Using the listing beneath this task, count the lines with the word "referuntur" and write only the result.

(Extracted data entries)
--

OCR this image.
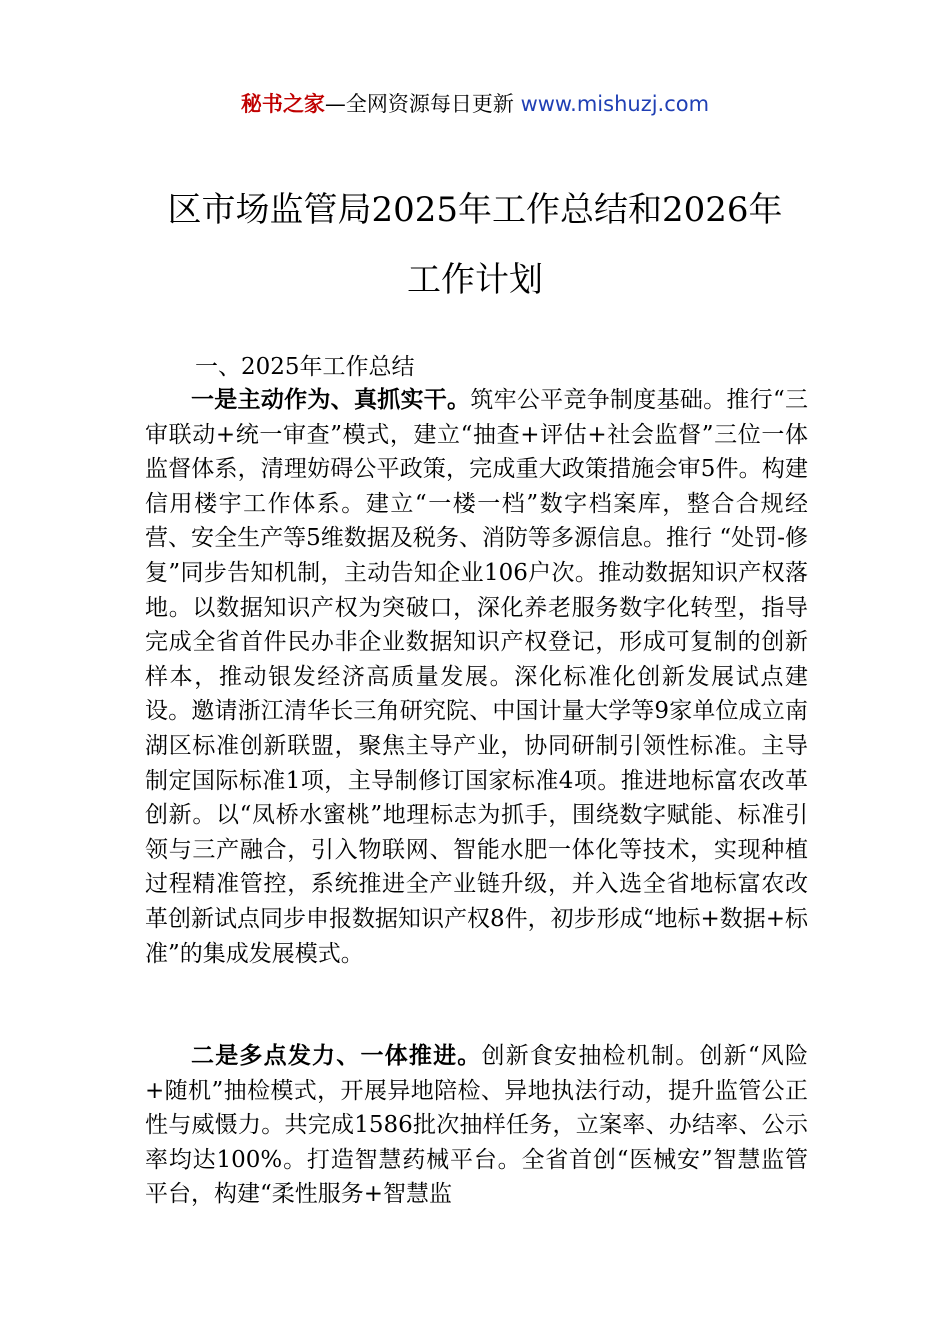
秘书之家—全网资源每日更新 www.mishuzj.com
区市场监管局2025年工作总结和2026年
工作计划
一、2025年工作总结

一是主动作为、真抓实干。筑牢公平竞争制度基础。推行“三审联动+统一审查”模式，建立“抽查+评估+社会监督”三位一体监督体系，清理妨碍公平政策，完成重大政策措施会审5件。构建信用楼宇工作体系。建立“一楼一档”数字档案库，整合合规经营、安全生产等5维数据及税务、消防等多源信息。推行 “处罚-修复”同步告知机制，主动告知企业106户次。推动数据知识产权落地。以数据知识产权为突破口，深化养老服务数字化转型，指导完成全省首件民办非企业数据知识产权登记，形成可复制的创新样本，推动银发经济高质量发展。深化标准化创新发展试点建设。邀请浙江清华长三角研究院、中国计量大学等9家单位成立南湖区标准创新联盟，聚焦主导产业，协同研制引领性标准。主导制定国际标准1项，主导制修订国家标准4项。推进地标富农改革创新。以“凤桥水蜜桃”地理标志为抓手，围绕数字赋能、标准引领与三产融合，引入物联网、智能水肥一体化等技术，实现种植过程精准管控，系统推进全产业链升级，并入选全省地标富农改革创新试点同步申报数据知识产权8件，初步形成“地标+数据+标准”的集成发展模式。

二是多点发力、一体推进。创新食安抽检机制。创新“风险+随机”抽检模式，开展异地陪检、异地执法行动，提升监管公正性与威慑力。共完成1586批次抽样任务，立案率、办结率、公示率均达100%。打造智慧药械平台。全省首创“医械安”智慧监管平台，构建“柔性服务+智慧监
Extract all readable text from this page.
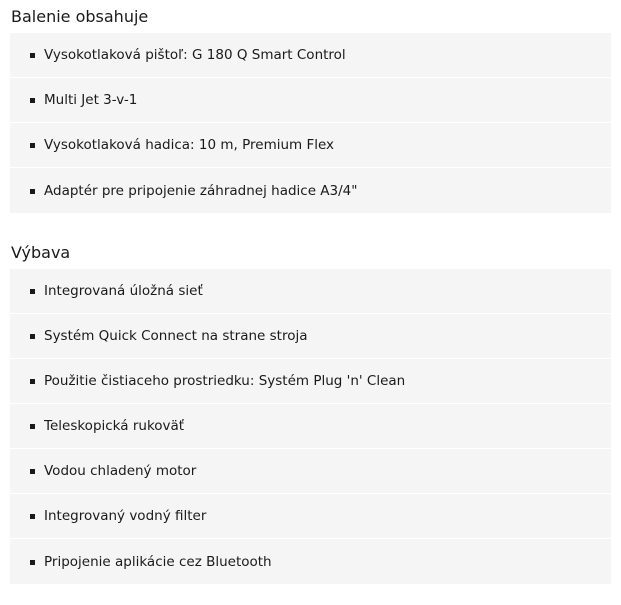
Balenie obsahuje
Vysokotlaková pištoľ: G 180 Q Smart Control
Multi Jet 3-v-1
Vysokotlaková hadica: 10 m, Premium Flex
Adaptér pre pripojenie záhradnej hadice A3/4"
Výbava
Integrovaná úložná sieť
Systém Quick Connect na strane stroja
Použitie čistiaceho prostriedku: Systém Plug 'n' Clean
Teleskopická rukoväť
Vodou chladený motor
Integrovaný vodný filter
Pripojenie aplikácie cez Bluetooth
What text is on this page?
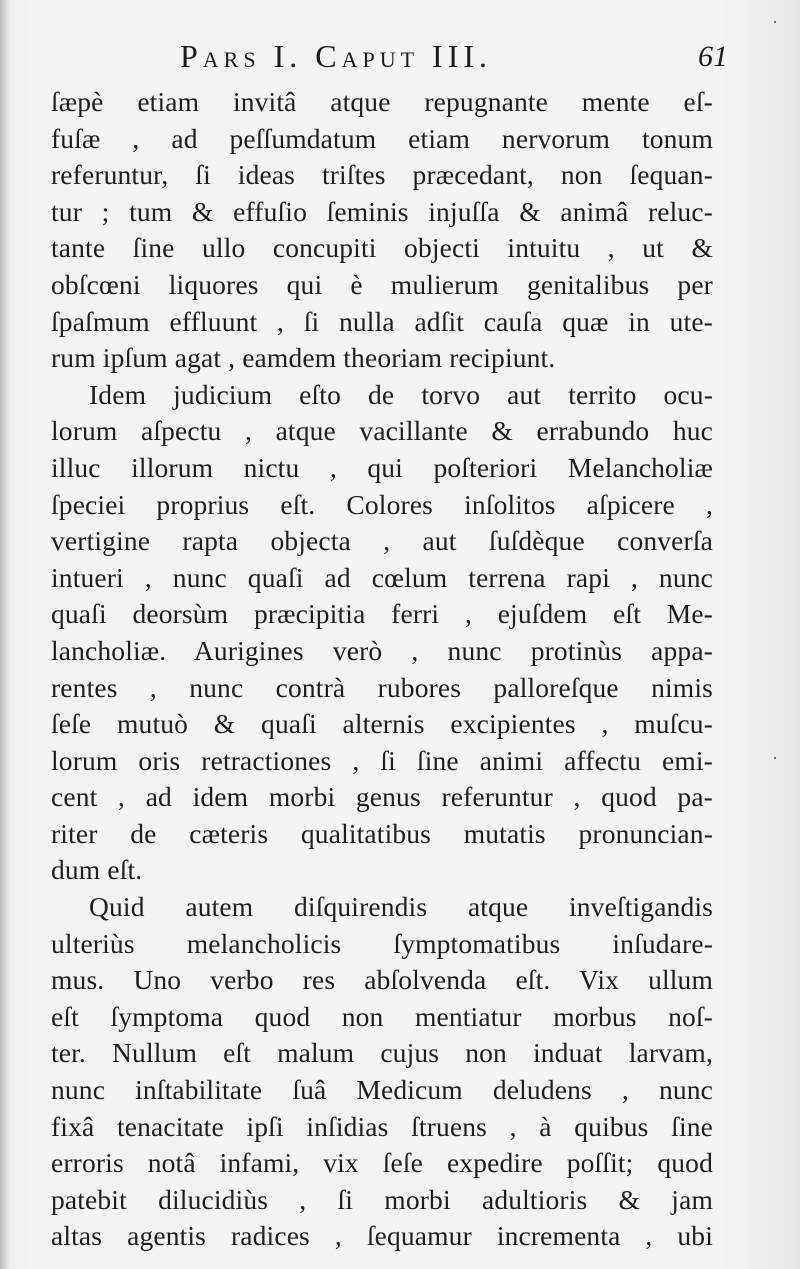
Pars I. Caput III.	61
ſæpè etiam invitâ atque repugnante mente eſ-
fuſæ , ad peſſumdatum etiam nervorum tonum
referuntur, ſi ideas triſtes præcedant, non ſequan-
tur ; tum & effuſio ſeminis injuſſa & animâ reluc-
tante ſine ullo concupiti objecti intuitu , ut &
obſcœni liquores qui è mulierum genitalibus per
ſpaſmum effluunt , ſi nulla adſit cauſa quæ in ute-
rum ipſum agat , eamdem theoriam recipiunt.
Idem judicium eſto de torvo aut territo ocu-
lorum aſpectu , atque vacillante & errabundo huc
illuc illorum nictu , qui poſteriori Melancholiæ
ſpeciei proprius eſt. Colores inſolitos aſpicere ,
vertigine rapta objecta , aut ſuſdèque converſa
intueri , nunc quaſi ad cœlum terrena rapi , nunc
quaſi deorsùm præcipitia ferri , ejuſdem eſt Me-
lancholiæ. Aurigines verò , nunc protinùs appa-
rentes , nunc contrà rubores palloreſque nimis
ſeſe mutuò & quaſi alternis excipientes , muſcu-
lorum oris retractiones , ſi ſine animi affectu emi-
cent , ad idem morbi genus referuntur , quod pa-
riter de cæteris qualitatibus mutatis pronuncian-
dum eſt.
Quid autem diſquirendis atque inveſtigandis
ulteriùs melancholicis ſymptomatibus inſudare-
mus. Uno verbo res abſolvenda eſt. Vix ullum
eſt ſymptoma quod non mentiatur morbus noſ-
ter. Nullum eſt malum cujus non induat larvam,
nunc inſtabilitate ſuâ Medicum deludens , nunc
fixâ tenacitate ipſi inſidias ſtruens , à quibus ſine
erroris notâ infami, vix ſeſe expedire poſſit; quod
patebit dilucidiùs , ſi morbi adultioris & jam
altas agentis radices , ſequamur incrementa , ubi
·
·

--

● **Answer to this problem**
2